* BEGIN *
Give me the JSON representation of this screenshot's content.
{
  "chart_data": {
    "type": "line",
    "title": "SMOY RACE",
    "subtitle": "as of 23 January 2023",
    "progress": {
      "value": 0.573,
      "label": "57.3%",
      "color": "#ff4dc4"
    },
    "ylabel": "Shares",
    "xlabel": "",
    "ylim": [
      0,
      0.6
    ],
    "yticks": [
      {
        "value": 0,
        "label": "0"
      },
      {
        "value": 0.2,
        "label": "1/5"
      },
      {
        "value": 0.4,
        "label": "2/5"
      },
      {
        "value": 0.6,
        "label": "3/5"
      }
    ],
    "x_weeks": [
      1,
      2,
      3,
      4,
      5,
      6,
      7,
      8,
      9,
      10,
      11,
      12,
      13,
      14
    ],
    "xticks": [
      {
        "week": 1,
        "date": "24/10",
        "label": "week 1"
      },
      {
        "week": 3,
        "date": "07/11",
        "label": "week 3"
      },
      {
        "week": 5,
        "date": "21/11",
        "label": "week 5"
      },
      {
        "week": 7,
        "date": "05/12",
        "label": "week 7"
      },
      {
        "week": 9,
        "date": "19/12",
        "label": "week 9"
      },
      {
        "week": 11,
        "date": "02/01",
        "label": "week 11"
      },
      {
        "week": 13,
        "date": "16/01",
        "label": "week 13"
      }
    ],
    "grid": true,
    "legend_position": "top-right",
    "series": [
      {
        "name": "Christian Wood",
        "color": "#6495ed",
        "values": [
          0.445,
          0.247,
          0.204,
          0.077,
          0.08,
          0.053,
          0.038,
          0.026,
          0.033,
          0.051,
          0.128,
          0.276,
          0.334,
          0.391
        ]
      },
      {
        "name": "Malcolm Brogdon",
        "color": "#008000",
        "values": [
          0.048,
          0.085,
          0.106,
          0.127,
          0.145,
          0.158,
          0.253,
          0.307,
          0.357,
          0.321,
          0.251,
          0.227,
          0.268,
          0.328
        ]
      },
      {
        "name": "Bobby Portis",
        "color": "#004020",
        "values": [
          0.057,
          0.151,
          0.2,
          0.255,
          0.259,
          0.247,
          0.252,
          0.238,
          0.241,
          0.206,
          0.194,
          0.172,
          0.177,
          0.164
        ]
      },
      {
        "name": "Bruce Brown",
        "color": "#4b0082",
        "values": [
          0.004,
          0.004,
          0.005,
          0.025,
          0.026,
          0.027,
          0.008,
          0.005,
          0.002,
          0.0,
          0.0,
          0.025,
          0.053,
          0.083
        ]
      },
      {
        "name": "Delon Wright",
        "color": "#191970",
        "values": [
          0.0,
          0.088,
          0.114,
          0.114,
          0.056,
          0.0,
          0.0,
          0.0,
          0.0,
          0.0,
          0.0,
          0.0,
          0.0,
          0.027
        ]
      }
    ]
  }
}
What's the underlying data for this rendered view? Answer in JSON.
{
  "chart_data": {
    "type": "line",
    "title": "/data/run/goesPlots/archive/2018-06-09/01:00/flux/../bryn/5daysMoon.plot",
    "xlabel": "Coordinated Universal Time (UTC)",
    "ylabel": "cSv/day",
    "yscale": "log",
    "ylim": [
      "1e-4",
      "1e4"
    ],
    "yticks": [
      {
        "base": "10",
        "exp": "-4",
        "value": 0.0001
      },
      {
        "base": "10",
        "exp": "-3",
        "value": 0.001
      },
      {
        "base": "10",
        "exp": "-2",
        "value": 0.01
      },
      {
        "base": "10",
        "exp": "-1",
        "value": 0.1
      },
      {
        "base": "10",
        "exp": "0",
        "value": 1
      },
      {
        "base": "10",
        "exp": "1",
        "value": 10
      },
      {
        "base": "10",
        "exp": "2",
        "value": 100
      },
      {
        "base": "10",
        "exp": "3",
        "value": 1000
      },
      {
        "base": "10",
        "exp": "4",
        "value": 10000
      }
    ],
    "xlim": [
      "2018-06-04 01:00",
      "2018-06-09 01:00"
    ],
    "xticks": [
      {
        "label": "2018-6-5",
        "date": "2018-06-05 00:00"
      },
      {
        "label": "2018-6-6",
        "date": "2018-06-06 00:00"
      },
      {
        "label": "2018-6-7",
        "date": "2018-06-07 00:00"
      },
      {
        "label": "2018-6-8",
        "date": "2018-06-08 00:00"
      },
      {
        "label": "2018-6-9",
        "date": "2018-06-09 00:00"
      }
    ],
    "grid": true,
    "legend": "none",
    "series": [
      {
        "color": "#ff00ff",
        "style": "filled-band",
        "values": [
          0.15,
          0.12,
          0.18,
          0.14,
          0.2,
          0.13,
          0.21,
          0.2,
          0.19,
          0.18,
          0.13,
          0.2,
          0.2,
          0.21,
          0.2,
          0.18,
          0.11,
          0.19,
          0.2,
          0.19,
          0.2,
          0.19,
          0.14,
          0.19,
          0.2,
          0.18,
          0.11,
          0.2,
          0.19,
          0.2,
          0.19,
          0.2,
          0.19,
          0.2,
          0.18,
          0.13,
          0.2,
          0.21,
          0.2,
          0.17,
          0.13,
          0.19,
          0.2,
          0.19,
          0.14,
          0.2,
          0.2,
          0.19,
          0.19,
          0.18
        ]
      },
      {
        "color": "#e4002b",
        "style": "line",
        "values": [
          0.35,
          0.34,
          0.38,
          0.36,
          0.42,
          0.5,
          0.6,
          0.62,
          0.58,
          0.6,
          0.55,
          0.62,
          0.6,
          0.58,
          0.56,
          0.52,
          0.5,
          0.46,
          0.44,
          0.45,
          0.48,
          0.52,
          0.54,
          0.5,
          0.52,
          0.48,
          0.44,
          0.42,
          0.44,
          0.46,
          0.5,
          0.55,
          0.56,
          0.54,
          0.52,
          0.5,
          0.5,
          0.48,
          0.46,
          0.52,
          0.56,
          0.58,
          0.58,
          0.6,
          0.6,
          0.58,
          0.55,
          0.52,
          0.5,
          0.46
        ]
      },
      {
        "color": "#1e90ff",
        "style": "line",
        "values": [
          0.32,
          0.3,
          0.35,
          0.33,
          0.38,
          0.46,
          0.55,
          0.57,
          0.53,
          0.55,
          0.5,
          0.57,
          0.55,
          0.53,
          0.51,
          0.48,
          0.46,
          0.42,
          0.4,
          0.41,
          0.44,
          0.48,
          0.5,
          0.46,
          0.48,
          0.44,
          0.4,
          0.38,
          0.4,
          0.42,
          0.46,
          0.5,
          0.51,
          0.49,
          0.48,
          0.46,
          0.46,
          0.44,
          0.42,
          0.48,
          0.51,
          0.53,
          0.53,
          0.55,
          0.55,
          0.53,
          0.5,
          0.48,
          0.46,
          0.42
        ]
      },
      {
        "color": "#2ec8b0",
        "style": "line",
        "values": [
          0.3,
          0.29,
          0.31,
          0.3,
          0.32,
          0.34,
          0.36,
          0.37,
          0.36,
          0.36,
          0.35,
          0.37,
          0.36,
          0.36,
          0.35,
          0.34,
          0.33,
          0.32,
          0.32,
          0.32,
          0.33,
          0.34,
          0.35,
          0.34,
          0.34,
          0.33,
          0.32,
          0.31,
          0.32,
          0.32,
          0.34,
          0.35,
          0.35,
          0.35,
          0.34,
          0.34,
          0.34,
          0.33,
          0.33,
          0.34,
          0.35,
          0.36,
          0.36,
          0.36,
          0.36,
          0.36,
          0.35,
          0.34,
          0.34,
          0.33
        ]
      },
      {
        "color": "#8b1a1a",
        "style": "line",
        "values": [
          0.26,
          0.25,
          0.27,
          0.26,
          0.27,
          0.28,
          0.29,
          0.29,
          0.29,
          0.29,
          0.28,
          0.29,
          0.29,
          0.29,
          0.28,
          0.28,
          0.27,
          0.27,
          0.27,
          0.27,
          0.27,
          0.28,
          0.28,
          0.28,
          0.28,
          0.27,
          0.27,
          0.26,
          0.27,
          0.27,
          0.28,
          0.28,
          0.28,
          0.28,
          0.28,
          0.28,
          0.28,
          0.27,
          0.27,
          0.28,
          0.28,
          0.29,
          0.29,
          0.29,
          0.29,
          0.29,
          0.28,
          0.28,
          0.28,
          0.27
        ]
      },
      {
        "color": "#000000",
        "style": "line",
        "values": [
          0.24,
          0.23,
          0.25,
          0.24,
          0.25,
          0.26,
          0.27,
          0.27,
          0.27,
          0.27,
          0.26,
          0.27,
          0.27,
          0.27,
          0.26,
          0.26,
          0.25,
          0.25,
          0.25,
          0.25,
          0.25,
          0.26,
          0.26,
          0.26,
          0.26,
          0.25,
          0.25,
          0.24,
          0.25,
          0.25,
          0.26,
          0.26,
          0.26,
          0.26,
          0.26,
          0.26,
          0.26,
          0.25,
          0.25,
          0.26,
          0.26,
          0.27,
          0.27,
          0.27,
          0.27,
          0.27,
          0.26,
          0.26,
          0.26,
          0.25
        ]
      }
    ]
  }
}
* END *
▶ [GOAL]: Pull out all lines from the listing that contain the string "JSON".

▶ [ANSWER TO THE PROBLEM]:
Give me the JSON representation of this screenshot's content.
What's the underlying data for this rendered view? Answer in JSON.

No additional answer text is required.